■ What you should do ■
Isolate every line in the records below with "Streamflow" in it.

Start Provided records

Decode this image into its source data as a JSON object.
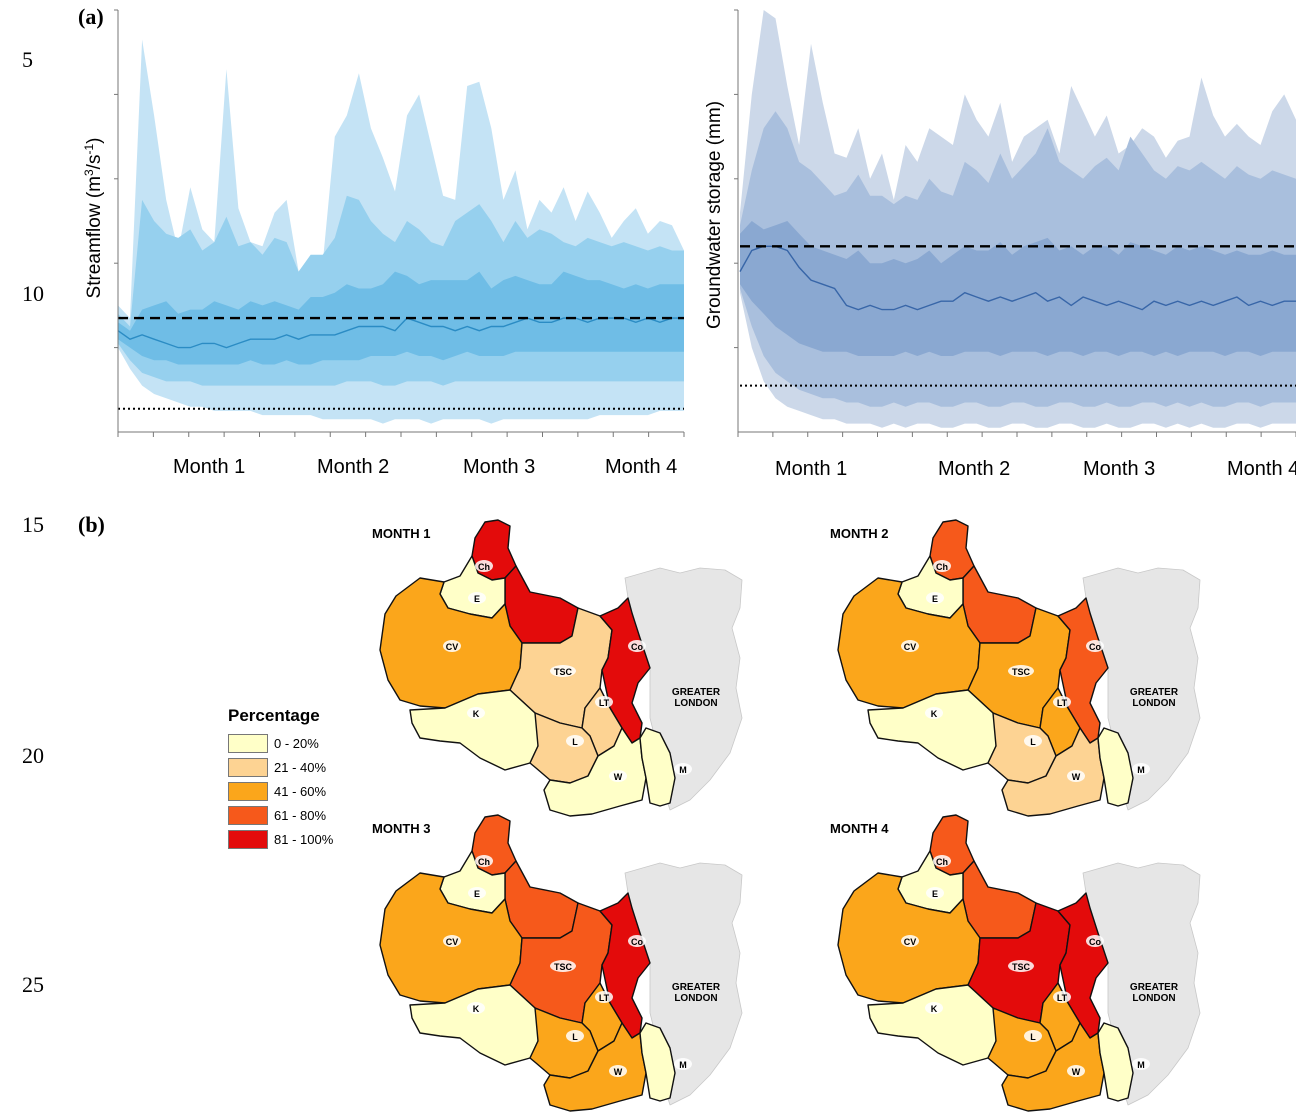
{
  "line_numbers": [
    "5",
    "10",
    "15",
    "20",
    "25"
  ],
  "panel_labels": {
    "a": "(a)",
    "b": "(b)"
  },
  "chart_data": [
    {
      "type": "area",
      "ylabel": "Streamflow (m3/s-1)",
      "ylabel_parts": {
        "prefix": "Streamflow (m",
        "sup1": "3",
        "mid": "/s",
        "sup2": "-1",
        "suffix": ")"
      },
      "x_tick_labels": [
        "Month 1",
        "Month 2",
        "Month 3",
        "Month 4"
      ],
      "y_tick_labels": [],
      "colors": {
        "outer": "#c4e3f5",
        "middle": "#96d0ee",
        "inner": "#6fbde6",
        "median": "#2b8cc4"
      },
      "reference_lines": {
        "dashed": 0.27,
        "dotted": 0.055
      },
      "band_outer_upper": [
        0.3,
        0.27,
        0.93,
        0.75,
        0.55,
        0.43,
        0.58,
        0.48,
        0.45,
        0.86,
        0.53,
        0.45,
        0.44,
        0.52,
        0.55,
        0.38,
        0.42,
        0.4,
        0.7,
        0.75,
        0.85,
        0.72,
        0.65,
        0.57,
        0.75,
        0.8,
        0.68,
        0.56,
        0.55,
        0.82,
        0.83,
        0.72,
        0.55,
        0.62,
        0.48,
        0.55,
        0.52,
        0.58,
        0.5,
        0.57,
        0.52,
        0.46,
        0.5,
        0.53,
        0.47,
        0.5,
        0.49,
        0.43
      ],
      "band_middle_upper": [
        0.28,
        0.25,
        0.55,
        0.5,
        0.47,
        0.46,
        0.48,
        0.43,
        0.45,
        0.51,
        0.44,
        0.45,
        0.42,
        0.46,
        0.45,
        0.38,
        0.42,
        0.42,
        0.46,
        0.56,
        0.55,
        0.5,
        0.47,
        0.45,
        0.5,
        0.48,
        0.45,
        0.44,
        0.5,
        0.52,
        0.54,
        0.5,
        0.45,
        0.5,
        0.46,
        0.48,
        0.47,
        0.45,
        0.44,
        0.46,
        0.45,
        0.44,
        0.45,
        0.44,
        0.43,
        0.44,
        0.43,
        0.43
      ],
      "band_inner_upper": [
        0.26,
        0.24,
        0.29,
        0.3,
        0.31,
        0.28,
        0.29,
        0.29,
        0.31,
        0.3,
        0.29,
        0.31,
        0.3,
        0.31,
        0.3,
        0.29,
        0.32,
        0.32,
        0.33,
        0.35,
        0.34,
        0.34,
        0.35,
        0.38,
        0.37,
        0.35,
        0.36,
        0.36,
        0.36,
        0.36,
        0.38,
        0.34,
        0.36,
        0.37,
        0.36,
        0.35,
        0.35,
        0.38,
        0.37,
        0.36,
        0.36,
        0.35,
        0.34,
        0.35,
        0.34,
        0.35,
        0.35,
        0.35
      ],
      "median": [
        0.24,
        0.22,
        0.23,
        0.22,
        0.21,
        0.2,
        0.2,
        0.21,
        0.21,
        0.2,
        0.21,
        0.22,
        0.22,
        0.22,
        0.23,
        0.22,
        0.23,
        0.23,
        0.23,
        0.24,
        0.25,
        0.25,
        0.25,
        0.24,
        0.27,
        0.26,
        0.25,
        0.25,
        0.24,
        0.25,
        0.24,
        0.25,
        0.25,
        0.26,
        0.27,
        0.26,
        0.26,
        0.27,
        0.27,
        0.26,
        0.27,
        0.27,
        0.27,
        0.26,
        0.27,
        0.26,
        0.27,
        0.27
      ],
      "band_inner_lower": [
        0.22,
        0.2,
        0.18,
        0.17,
        0.17,
        0.16,
        0.16,
        0.16,
        0.16,
        0.16,
        0.16,
        0.17,
        0.16,
        0.16,
        0.17,
        0.16,
        0.16,
        0.17,
        0.17,
        0.17,
        0.17,
        0.18,
        0.18,
        0.18,
        0.19,
        0.18,
        0.18,
        0.17,
        0.18,
        0.19,
        0.18,
        0.18,
        0.18,
        0.19,
        0.19,
        0.19,
        0.19,
        0.19,
        0.19,
        0.19,
        0.19,
        0.19,
        0.19,
        0.19,
        0.19,
        0.19,
        0.19,
        0.19
      ],
      "band_middle_lower": [
        0.21,
        0.17,
        0.14,
        0.13,
        0.12,
        0.12,
        0.12,
        0.11,
        0.11,
        0.11,
        0.11,
        0.11,
        0.11,
        0.11,
        0.11,
        0.11,
        0.11,
        0.11,
        0.11,
        0.12,
        0.12,
        0.12,
        0.11,
        0.11,
        0.12,
        0.12,
        0.12,
        0.11,
        0.12,
        0.12,
        0.12,
        0.12,
        0.12,
        0.12,
        0.12,
        0.12,
        0.12,
        0.12,
        0.12,
        0.12,
        0.12,
        0.12,
        0.12,
        0.12,
        0.12,
        0.12,
        0.12,
        0.12
      ],
      "band_outer_lower": [
        0.2,
        0.15,
        0.11,
        0.09,
        0.08,
        0.07,
        0.06,
        0.06,
        0.05,
        0.05,
        0.05,
        0.05,
        0.04,
        0.04,
        0.04,
        0.04,
        0.04,
        0.03,
        0.03,
        0.03,
        0.03,
        0.03,
        0.02,
        0.03,
        0.03,
        0.03,
        0.02,
        0.03,
        0.03,
        0.03,
        0.03,
        0.02,
        0.03,
        0.03,
        0.03,
        0.03,
        0.03,
        0.03,
        0.03,
        0.03,
        0.04,
        0.04,
        0.04,
        0.04,
        0.04,
        0.05,
        0.05,
        0.05
      ]
    },
    {
      "type": "area",
      "ylabel": "Groundwater storage (mm)",
      "x_tick_labels": [
        "Month 1",
        "Month 2",
        "Month 3",
        "Month 4"
      ],
      "y_tick_labels": [],
      "colors": {
        "outer": "#ccd8e9",
        "middle": "#a9bfdd",
        "inner": "#8aa8d1",
        "median": "#3866a8"
      },
      "reference_lines": {
        "dashed": 0.44,
        "dotted": 0.11
      },
      "band_outer_upper": [
        0.52,
        0.8,
        1.0,
        0.98,
        0.82,
        0.68,
        0.92,
        0.78,
        0.66,
        0.65,
        0.72,
        0.6,
        0.66,
        0.55,
        0.68,
        0.64,
        0.72,
        0.7,
        0.68,
        0.8,
        0.74,
        0.7,
        0.78,
        0.64,
        0.7,
        0.72,
        0.74,
        0.66,
        0.82,
        0.76,
        0.7,
        0.75,
        0.66,
        0.68,
        0.72,
        0.7,
        0.65,
        0.69,
        0.7,
        0.84,
        0.75,
        0.7,
        0.73,
        0.7,
        0.68,
        0.76,
        0.8,
        0.74
      ],
      "band_middle_upper": [
        0.49,
        0.62,
        0.72,
        0.76,
        0.72,
        0.64,
        0.62,
        0.59,
        0.56,
        0.57,
        0.61,
        0.56,
        0.56,
        0.54,
        0.56,
        0.55,
        0.6,
        0.57,
        0.56,
        0.64,
        0.62,
        0.59,
        0.66,
        0.6,
        0.63,
        0.66,
        0.72,
        0.64,
        0.62,
        0.6,
        0.63,
        0.65,
        0.62,
        0.7,
        0.66,
        0.62,
        0.6,
        0.63,
        0.62,
        0.64,
        0.62,
        0.6,
        0.63,
        0.61,
        0.6,
        0.62,
        0.61,
        0.6
      ],
      "band_inner_upper": [
        0.47,
        0.5,
        0.48,
        0.49,
        0.5,
        0.47,
        0.44,
        0.43,
        0.42,
        0.41,
        0.43,
        0.4,
        0.4,
        0.41,
        0.4,
        0.41,
        0.43,
        0.4,
        0.42,
        0.44,
        0.43,
        0.43,
        0.45,
        0.42,
        0.44,
        0.45,
        0.46,
        0.43,
        0.44,
        0.42,
        0.44,
        0.44,
        0.42,
        0.45,
        0.44,
        0.43,
        0.42,
        0.44,
        0.43,
        0.44,
        0.43,
        0.42,
        0.43,
        0.42,
        0.42,
        0.43,
        0.42,
        0.42
      ],
      "median": [
        0.38,
        0.43,
        0.44,
        0.44,
        0.43,
        0.39,
        0.36,
        0.35,
        0.34,
        0.3,
        0.29,
        0.3,
        0.29,
        0.29,
        0.3,
        0.29,
        0.3,
        0.31,
        0.31,
        0.33,
        0.32,
        0.31,
        0.32,
        0.31,
        0.32,
        0.33,
        0.31,
        0.32,
        0.3,
        0.32,
        0.31,
        0.3,
        0.31,
        0.3,
        0.29,
        0.31,
        0.3,
        0.31,
        0.3,
        0.31,
        0.3,
        0.31,
        0.32,
        0.3,
        0.31,
        0.3,
        0.31,
        0.31
      ],
      "band_inner_lower": [
        0.35,
        0.31,
        0.28,
        0.25,
        0.23,
        0.21,
        0.2,
        0.19,
        0.19,
        0.19,
        0.18,
        0.18,
        0.18,
        0.18,
        0.19,
        0.18,
        0.19,
        0.18,
        0.18,
        0.19,
        0.19,
        0.19,
        0.18,
        0.19,
        0.19,
        0.19,
        0.18,
        0.19,
        0.19,
        0.18,
        0.19,
        0.19,
        0.18,
        0.19,
        0.19,
        0.18,
        0.19,
        0.18,
        0.19,
        0.19,
        0.19,
        0.18,
        0.19,
        0.19,
        0.18,
        0.19,
        0.19,
        0.19
      ],
      "band_middle_lower": [
        0.34,
        0.25,
        0.18,
        0.14,
        0.12,
        0.1,
        0.09,
        0.08,
        0.08,
        0.07,
        0.07,
        0.06,
        0.06,
        0.07,
        0.06,
        0.07,
        0.07,
        0.06,
        0.06,
        0.07,
        0.07,
        0.06,
        0.06,
        0.07,
        0.07,
        0.06,
        0.06,
        0.07,
        0.07,
        0.06,
        0.06,
        0.07,
        0.06,
        0.06,
        0.07,
        0.07,
        0.06,
        0.07,
        0.06,
        0.07,
        0.06,
        0.06,
        0.07,
        0.07,
        0.06,
        0.07,
        0.07,
        0.07
      ],
      "band_outer_lower": [
        0.33,
        0.2,
        0.12,
        0.08,
        0.06,
        0.05,
        0.04,
        0.03,
        0.03,
        0.02,
        0.02,
        0.02,
        0.01,
        0.02,
        0.01,
        0.02,
        0.02,
        0.01,
        0.01,
        0.02,
        0.02,
        0.01,
        0.01,
        0.02,
        0.02,
        0.01,
        0.01,
        0.02,
        0.02,
        0.01,
        0.01,
        0.02,
        0.01,
        0.01,
        0.02,
        0.02,
        0.01,
        0.02,
        0.01,
        0.02,
        0.01,
        0.01,
        0.02,
        0.02,
        0.01,
        0.02,
        0.02,
        0.02
      ]
    }
  ],
  "legend": {
    "title": "Percentage",
    "items": [
      {
        "label": "0 - 20%",
        "color": "#ffffc8"
      },
      {
        "label": "21 - 40%",
        "color": "#fdd393"
      },
      {
        "label": "41 - 60%",
        "color": "#fba61b"
      },
      {
        "label": "61 - 80%",
        "color": "#f6591b"
      },
      {
        "label": "81 - 100%",
        "color": "#e30b0b"
      }
    ]
  },
  "region_labels": [
    "Ch",
    "E",
    "CV",
    "TSC",
    "Co",
    "K",
    "LT",
    "L",
    "W",
    "M"
  ],
  "greater_london_label": [
    "GREATER",
    "LONDON"
  ],
  "maps": [
    {
      "title": "MONTH 1",
      "classes": {
        "Ch": 4,
        "Ch2": 4,
        "E": 0,
        "CV": 2,
        "TSC": 1,
        "Co": 4,
        "K": 0,
        "LT": 1,
        "L": 1,
        "W": 0,
        "M": 0
      }
    },
    {
      "title": "MONTH 2",
      "classes": {
        "Ch": 3,
        "Ch2": 3,
        "E": 0,
        "CV": 2,
        "TSC": 2,
        "Co": 3,
        "K": 0,
        "LT": 2,
        "L": 1,
        "W": 1,
        "M": 0
      }
    },
    {
      "title": "MONTH 3",
      "classes": {
        "Ch": 3,
        "Ch2": 3,
        "E": 0,
        "CV": 2,
        "TSC": 3,
        "Co": 4,
        "K": 0,
        "LT": 2,
        "L": 2,
        "W": 2,
        "M": 0
      }
    },
    {
      "title": "MONTH 4",
      "classes": {
        "Ch": 3,
        "Ch2": 3,
        "E": 0,
        "CV": 2,
        "TSC": 4,
        "Co": 4,
        "K": 0,
        "LT": 2,
        "L": 2,
        "W": 2,
        "M": 0
      }
    }
  ]
}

End Provided records

■ Output ■
      "ylabel": "Streamflow (m3/s-1)",
        "prefix": "Streamflow (m",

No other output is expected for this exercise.